== Problem description ==
The data is to be reproduced in full and without error.

== Data extracts ==
BEGIN
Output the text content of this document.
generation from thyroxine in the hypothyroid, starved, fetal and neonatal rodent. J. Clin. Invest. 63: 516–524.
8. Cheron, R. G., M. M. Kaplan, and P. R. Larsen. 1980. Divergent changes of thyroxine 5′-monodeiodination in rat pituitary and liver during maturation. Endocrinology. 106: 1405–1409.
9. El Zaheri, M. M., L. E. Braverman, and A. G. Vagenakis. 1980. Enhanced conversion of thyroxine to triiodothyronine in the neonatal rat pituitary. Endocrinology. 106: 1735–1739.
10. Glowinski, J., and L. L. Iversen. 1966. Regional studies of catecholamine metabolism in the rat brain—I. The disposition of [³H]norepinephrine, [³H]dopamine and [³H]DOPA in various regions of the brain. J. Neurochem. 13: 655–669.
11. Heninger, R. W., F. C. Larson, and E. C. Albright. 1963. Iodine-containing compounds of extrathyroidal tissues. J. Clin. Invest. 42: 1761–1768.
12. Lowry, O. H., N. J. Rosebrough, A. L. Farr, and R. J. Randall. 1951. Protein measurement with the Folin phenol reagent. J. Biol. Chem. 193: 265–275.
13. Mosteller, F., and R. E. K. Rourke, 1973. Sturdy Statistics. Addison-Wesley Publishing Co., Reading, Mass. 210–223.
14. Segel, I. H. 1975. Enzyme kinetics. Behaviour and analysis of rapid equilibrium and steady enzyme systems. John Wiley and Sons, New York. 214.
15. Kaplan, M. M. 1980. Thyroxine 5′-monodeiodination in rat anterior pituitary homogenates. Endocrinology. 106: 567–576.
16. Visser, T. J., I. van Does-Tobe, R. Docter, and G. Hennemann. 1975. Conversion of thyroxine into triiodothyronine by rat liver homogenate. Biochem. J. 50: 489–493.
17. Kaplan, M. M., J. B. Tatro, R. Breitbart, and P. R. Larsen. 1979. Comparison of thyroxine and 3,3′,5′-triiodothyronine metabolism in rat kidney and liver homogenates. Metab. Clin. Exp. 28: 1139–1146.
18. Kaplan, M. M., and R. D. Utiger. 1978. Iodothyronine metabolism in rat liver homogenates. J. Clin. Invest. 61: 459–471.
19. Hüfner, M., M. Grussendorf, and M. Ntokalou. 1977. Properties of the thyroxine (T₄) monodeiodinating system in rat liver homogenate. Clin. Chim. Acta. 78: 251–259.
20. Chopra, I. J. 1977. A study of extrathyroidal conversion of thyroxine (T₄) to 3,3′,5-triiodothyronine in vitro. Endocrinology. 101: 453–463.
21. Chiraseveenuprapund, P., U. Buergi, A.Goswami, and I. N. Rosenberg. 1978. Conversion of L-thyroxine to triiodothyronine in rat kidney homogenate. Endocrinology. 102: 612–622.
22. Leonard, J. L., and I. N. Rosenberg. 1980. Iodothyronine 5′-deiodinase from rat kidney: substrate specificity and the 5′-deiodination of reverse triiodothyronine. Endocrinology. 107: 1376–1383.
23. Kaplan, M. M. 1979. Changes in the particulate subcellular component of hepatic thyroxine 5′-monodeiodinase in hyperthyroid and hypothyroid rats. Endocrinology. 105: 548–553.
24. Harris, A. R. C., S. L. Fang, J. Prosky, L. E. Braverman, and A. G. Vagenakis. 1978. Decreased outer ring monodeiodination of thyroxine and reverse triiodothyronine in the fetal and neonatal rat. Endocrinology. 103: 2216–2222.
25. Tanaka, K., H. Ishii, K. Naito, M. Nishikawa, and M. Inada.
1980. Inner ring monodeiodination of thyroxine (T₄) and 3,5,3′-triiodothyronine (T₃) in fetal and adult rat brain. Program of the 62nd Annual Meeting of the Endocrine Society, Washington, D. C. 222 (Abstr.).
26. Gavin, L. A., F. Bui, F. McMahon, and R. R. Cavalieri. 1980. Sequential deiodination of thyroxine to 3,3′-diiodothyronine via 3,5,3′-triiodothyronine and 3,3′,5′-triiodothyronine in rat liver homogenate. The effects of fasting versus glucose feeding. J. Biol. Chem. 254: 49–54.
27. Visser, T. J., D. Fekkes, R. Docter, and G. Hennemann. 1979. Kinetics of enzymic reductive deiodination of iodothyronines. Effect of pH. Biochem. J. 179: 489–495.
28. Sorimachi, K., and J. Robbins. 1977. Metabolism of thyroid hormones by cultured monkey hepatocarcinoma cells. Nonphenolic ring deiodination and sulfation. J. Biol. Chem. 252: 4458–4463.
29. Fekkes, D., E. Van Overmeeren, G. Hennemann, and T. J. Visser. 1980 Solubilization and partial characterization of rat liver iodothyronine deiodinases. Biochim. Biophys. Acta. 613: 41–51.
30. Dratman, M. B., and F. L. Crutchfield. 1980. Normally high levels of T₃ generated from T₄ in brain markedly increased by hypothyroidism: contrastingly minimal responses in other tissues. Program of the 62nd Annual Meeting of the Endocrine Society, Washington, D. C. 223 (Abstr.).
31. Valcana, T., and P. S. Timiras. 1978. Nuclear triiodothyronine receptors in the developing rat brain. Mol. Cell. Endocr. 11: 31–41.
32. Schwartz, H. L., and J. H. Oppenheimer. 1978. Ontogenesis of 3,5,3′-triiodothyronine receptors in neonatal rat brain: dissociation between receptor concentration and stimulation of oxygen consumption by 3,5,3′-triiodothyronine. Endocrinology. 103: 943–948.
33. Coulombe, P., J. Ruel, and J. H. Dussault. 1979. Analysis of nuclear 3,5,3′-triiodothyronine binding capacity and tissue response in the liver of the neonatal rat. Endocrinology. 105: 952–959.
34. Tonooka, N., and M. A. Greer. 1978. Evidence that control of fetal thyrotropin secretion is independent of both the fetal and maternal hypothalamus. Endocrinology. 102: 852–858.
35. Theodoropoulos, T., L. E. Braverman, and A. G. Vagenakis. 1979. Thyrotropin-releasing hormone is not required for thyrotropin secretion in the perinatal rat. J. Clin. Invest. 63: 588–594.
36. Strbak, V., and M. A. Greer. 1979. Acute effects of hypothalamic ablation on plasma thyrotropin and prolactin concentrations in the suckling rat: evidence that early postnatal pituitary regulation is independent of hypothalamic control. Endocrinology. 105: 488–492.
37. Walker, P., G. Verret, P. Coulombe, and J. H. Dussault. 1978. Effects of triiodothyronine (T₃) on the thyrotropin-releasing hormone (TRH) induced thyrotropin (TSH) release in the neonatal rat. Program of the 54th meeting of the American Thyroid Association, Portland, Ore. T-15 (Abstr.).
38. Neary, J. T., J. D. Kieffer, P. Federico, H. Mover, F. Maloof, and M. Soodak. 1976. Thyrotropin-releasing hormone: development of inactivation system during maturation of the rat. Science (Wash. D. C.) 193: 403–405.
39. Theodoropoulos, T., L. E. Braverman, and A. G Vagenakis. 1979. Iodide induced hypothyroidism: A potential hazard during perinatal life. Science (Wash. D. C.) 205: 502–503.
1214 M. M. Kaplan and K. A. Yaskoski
END
== Task result ==
Output the text content of this document.
generation from thyroxine in the hypothyroid, starved, fetal and neonatal rodent. J. Clin. Invest. 63: 516–524.
8. Cheron, R. G., M. M. Kaplan, and P. R. Larsen. 1980. Divergent changes of thyroxine 5′-monodeiodination in rat pituitary and liver during maturation. Endocrinology. 106: 1405–1409.
9. El Zaheri, M. M., L. E. Braverman, and A. G. Vagenakis. 1980. Enhanced conversion of thyroxine to triiodothyronine in the neonatal rat pituitary. Endocrinology. 106: 1735–1739.
10. Glowinski, J., and L. L. Iversen. 1966. Regional studies of catecholamine metabolism in the rat brain—I. The disposition of [³H]norepinephrine, [³H]dopamine and [³H]DOPA in various regions of the brain. J. Neurochem. 13: 655–669.
11. Heninger, R. W., F. C. Larson, and E. C. Albright. 1963. Iodine-containing compounds of extrathyroidal tissues. J. Clin. Invest. 42: 1761–1768.
12. Lowry, O. H., N. J. Rosebrough, A. L. Farr, and R. J. Randall. 1951. Protein measurement with the Folin phenol reagent. J. Biol. Chem. 193: 265–275.
13. Mosteller, F., and R. E. K. Rourke, 1973. Sturdy Statistics. Addison-Wesley Publishing Co., Reading, Mass. 210–223.
14. Segel, I. H. 1975. Enzyme kinetics. Behaviour and analysis of rapid equilibrium and steady enzyme systems. John Wiley and Sons, New York. 214.
15. Kaplan, M. M. 1980. Thyroxine 5′-monodeiodination in rat anterior pituitary homogenates. Endocrinology. 106: 567–576.
16. Visser, T. J., I. van Does-Tobe, R. Docter, and G. Hennemann. 1975. Conversion of thyroxine into triiodothyronine by rat liver homogenate. Biochem. J. 50: 489–493.
17. Kaplan, M. M., J. B. Tatro, R. Breitbart, and P. R. Larsen. 1979. Comparison of thyroxine and 3,3′,5′-triiodothyronine metabolism in rat kidney and liver homogenates. Metab. Clin. Exp. 28: 1139–1146.
18. Kaplan, M. M., and R. D. Utiger. 1978. Iodothyronine metabolism in rat liver homogenates. J. Clin. Invest. 61: 459–471.
19. Hüfner, M., M. Grussendorf, and M. Ntokalou. 1977. Properties of the thyroxine (T₄) monodeiodinating system in rat liver homogenate. Clin. Chim. Acta. 78: 251–259.
20. Chopra, I. J. 1977. A study of extrathyroidal conversion of thyroxine (T₄) to 3,3′,5-triiodothyronine in vitro. Endocrinology. 101: 453–463.
21. Chiraseveenuprapund, P., U. Buergi, A.Goswami, and I. N. Rosenberg. 1978. Conversion of L-thyroxine to triiodothyronine in rat kidney homogenate. Endocrinology. 102: 612–622.
22. Leonard, J. L., and I. N. Rosenberg. 1980. Iodothyronine 5′-deiodinase from rat kidney: substrate specificity and the 5′-deiodination of reverse triiodothyronine. Endocrinology. 107: 1376–1383.
23. Kaplan, M. M. 1979. Changes in the particulate subcellular component of hepatic thyroxine 5′-monodeiodinase in hyperthyroid and hypothyroid rats. Endocrinology. 105: 548–553.
24. Harris, A. R. C., S. L. Fang, J. Prosky, L. E. Braverman, and A. G. Vagenakis. 1978. Decreased outer ring monodeiodination of thyroxine and reverse triiodothyronine in the fetal and neonatal rat. Endocrinology. 103: 2216–2222.
25. Tanaka, K., H. Ishii, K. Naito, M. Nishikawa, and M. Inada.
1980. Inner ring monodeiodination of thyroxine (T₄) and 3,5,3′-triiodothyronine (T₃) in fetal and adult rat brain. Program of the 62nd Annual Meeting of the Endocrine Society, Washington, D. C. 222 (Abstr.).
26. Gavin, L. A., F. Bui, F. McMahon, and R. R. Cavalieri. 1980. Sequential deiodination of thyroxine to 3,3′-diiodothyronine via 3,5,3′-triiodothyronine and 3,3′,5′-triiodothyronine in rat liver homogenate. The effects of fasting versus glucose feeding. J. Biol. Chem. 254: 49–54.
27. Visser, T. J., D. Fekkes, R. Docter, and G. Hennemann. 1979. Kinetics of enzymic reductive deiodination of iodothyronines. Effect of pH. Biochem. J. 179: 489–495.
28. Sorimachi, K., and J. Robbins. 1977. Metabolism of thyroid hormones by cultured monkey hepatocarcinoma cells. Nonphenolic ring deiodination and sulfation. J. Biol. Chem. 252: 4458–4463.
29. Fekkes, D., E. Van Overmeeren, G. Hennemann, and T. J. Visser. 1980 Solubilization and partial characterization of rat liver iodothyronine deiodinases. Biochim. Biophys. Acta. 613: 41–51.
30. Dratman, M. B., and F. L. Crutchfield. 1980. Normally high levels of T₃ generated from T₄ in brain markedly increased by hypothyroidism: contrastingly minimal responses in other tissues. Program of the 62nd Annual Meeting of the Endocrine Society, Washington, D. C. 223 (Abstr.).
31. Valcana, T., and P. S. Timiras. 1978. Nuclear triiodothyronine receptors in the developing rat brain. Mol. Cell. Endocr. 11: 31–41.
32. Schwartz, H. L., and J. H. Oppenheimer. 1978. Ontogenesis of 3,5,3′-triiodothyronine receptors in neonatal rat brain: dissociation between receptor concentration and stimulation of oxygen consumption by 3,5,3′-triiodothyronine. Endocrinology. 103: 943–948.
33. Coulombe, P., J. Ruel, and J. H. Dussault. 1979. Analysis of nuclear 3,5,3′-triiodothyronine binding capacity and tissue response in the liver of the neonatal rat. Endocrinology. 105: 952–959.
34. Tonooka, N., and M. A. Greer. 1978. Evidence that control of fetal thyrotropin secretion is independent of both the fetal and maternal hypothalamus. Endocrinology. 102: 852–858.
35. Theodoropoulos, T., L. E. Braverman, and A. G. Vagenakis. 1979. Thyrotropin-releasing hormone is not required for thyrotropin secretion in the perinatal rat. J. Clin. Invest. 63: 588–594.
36. Strbak, V., and M. A. Greer. 1979. Acute effects of hypothalamic ablation on plasma thyrotropin and prolactin concentrations in the suckling rat: evidence that early postnatal pituitary regulation is independent of hypothalamic control. Endocrinology. 105: 488–492.
37. Walker, P., G. Verret, P. Coulombe, and J. H. Dussault. 1978. Effects of triiodothyronine (T₃) on the thyrotropin-releasing hormone (TRH) induced thyrotropin (TSH) release in the neonatal rat. Program of the 54th meeting of the American Thyroid Association, Portland, Ore. T-15 (Abstr.).
38. Neary, J. T., J. D. Kieffer, P. Federico, H. Mover, F. Maloof, and M. Soodak. 1976. Thyrotropin-releasing hormone: development of inactivation system during maturation of the rat. Science (Wash. D. C.) 193: 403–405.
39. Theodoropoulos, T., L. E. Braverman, and A. G Vagenakis. 1979. Iodide induced hypothyroidism: A potential hazard during perinatal life. Science (Wash. D. C.) 205: 502–503.
1214 M. M. Kaplan and K. A. Yaskoski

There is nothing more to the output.